* Exercise tasks:
A: Decide whether each statement agrees with the notes on envy and friendship: (i) pity is described as a good emotion; (ii) envy is natural to human nature per se; (iii) flattery is more directly opposed to friendship than envy. Answer yes or no for each, and quote the words of the notes that decide it.
B: List every section heading in the notes on envy and friendship.
C: According to the notes on envy and friendship, what did Columbus's enemies feel toward his later degradation?

* Document excerpt:
*-*-*

Envy as Vice Opposed to Friendship #

  • Definition: Envy (invidia) is sadness over the good fortune of another person
  • Directly contradicts mutual goodwill, the essence of friendship
  • Distinguished from pity (sadness at another’s misfortune), which is a good emotion
  • Called a “hellish vice” by Henry Fielding and Scripture (Book of Wisdom)
  • More characteristic of those in lower positions envying those above them
  • The prevalence of envy among humans reveals the rarity of true friendship
  • Even momentary envy, if habitual, destroys friendship

The Paradox of Human Nature and Envy #

  • Three major English novelists (Smollett, Thackeray, Fielding) all observe envy as very common in human experience
  • Envy is not natural to human nature per se, but rather ingrained in fallen human nature
  • Must be actively fought against like any temptation against virtue
  • The example of St. Teresa of Ávila: even in monasteries, older nuns envied younger nuns receiving greater graces

Envy and Misfortune: A Reversible Vice #

  • When the envied person falls into misfortune, envy can transform into pity
  • The example of Columbus: his enemies envied his glory but pitied his later degradation
  • This shows that pity and envy can exist toward the same person in succession
  • Suggests envy is rooted in competition and pride rather than genuine malice

Flattery and Friendship #

  • Flattery is less directly opposed to friendship than envy
  • “The sweet breath of flattery conquers strife”—flattery serves a social function
  • Distinction: a true friend sees faults but wishes to help correct them; a flatterer never points out defects
  • Yet perfect friendship may involve mutual flattery to preserve peace
  • The tension between honest correction and kind flattery in maintaining friendship

Parent-Child Love as Model for Friendship Among Equals #

  • A father naturally rejoices in his son’s success without envy
  • The father-son bond exemplifies friendship free from the vice of envy
  • Both Homer and Shakespeare compare perfect friendship among equals to parent-child love
  • Homer’s comparison: Achilles’ grief at Patroclus’s death is like a father mourning his only son
  • Shakespeare’s Sonnet 37: “As a decrepit father takes delight to see his active child do deeds of youth”

*-*-*

* Information given:

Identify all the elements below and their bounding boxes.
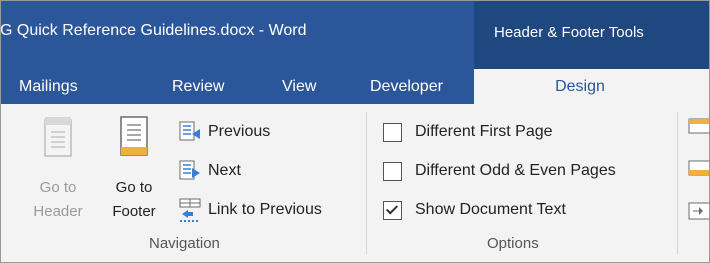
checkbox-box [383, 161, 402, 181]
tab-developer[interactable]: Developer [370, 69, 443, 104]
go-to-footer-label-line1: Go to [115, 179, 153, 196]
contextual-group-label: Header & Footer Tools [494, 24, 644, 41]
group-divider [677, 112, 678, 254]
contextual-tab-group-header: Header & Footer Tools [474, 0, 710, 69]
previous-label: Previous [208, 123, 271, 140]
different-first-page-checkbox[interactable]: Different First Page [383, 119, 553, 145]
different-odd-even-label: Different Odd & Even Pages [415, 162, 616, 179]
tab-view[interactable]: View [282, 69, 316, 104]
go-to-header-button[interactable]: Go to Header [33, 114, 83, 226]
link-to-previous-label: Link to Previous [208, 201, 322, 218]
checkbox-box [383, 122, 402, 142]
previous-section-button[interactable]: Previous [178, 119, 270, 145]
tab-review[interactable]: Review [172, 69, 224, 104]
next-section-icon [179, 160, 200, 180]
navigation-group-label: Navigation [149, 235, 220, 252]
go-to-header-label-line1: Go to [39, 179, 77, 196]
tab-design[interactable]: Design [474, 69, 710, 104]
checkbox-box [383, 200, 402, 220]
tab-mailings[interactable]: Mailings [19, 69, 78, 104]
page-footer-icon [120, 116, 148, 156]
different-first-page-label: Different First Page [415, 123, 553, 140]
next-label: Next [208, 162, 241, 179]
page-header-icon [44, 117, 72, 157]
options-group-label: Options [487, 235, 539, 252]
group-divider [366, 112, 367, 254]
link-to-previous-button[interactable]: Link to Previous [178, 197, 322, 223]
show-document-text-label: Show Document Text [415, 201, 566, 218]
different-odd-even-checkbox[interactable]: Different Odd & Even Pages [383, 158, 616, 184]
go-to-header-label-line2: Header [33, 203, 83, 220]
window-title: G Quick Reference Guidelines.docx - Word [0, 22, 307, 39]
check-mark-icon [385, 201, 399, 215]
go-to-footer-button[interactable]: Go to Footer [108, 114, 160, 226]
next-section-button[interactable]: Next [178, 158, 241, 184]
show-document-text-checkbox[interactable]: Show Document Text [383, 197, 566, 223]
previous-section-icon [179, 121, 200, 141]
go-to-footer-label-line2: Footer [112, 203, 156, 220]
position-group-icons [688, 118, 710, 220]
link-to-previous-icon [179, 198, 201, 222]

*-*-*

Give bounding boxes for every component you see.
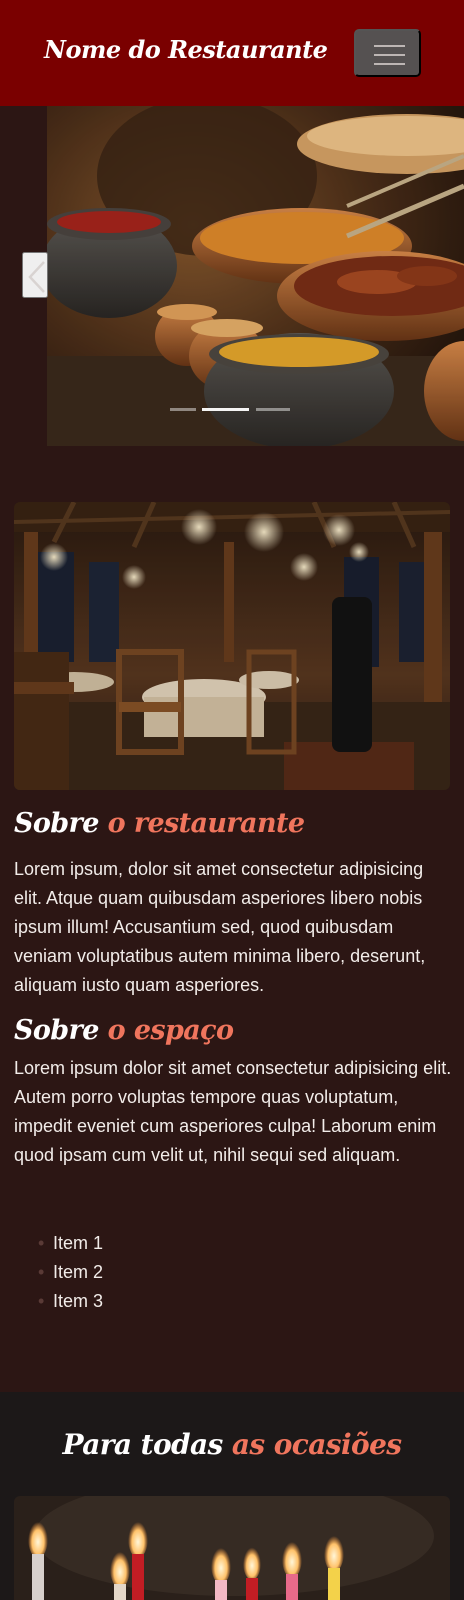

*-*-*

* Results by task:
A:
(i) Yes: "Distinguished from pity (sadness at another’s misfortune), which is a good emotion"
(ii) No: "Envy is not natural to human nature per se, but rather ingrained in fallen human nature"
(iii) No: "Flattery is less directly opposed to friendship than envy"

B:
Envy as Vice Opposed to Friendship
The Paradox of Human Nature and Envy
Envy and Misfortune: A Reversible Vice
Flattery and Friendship
Parent-Child Love as Model for Friendship Among Equals

C: They pitied it.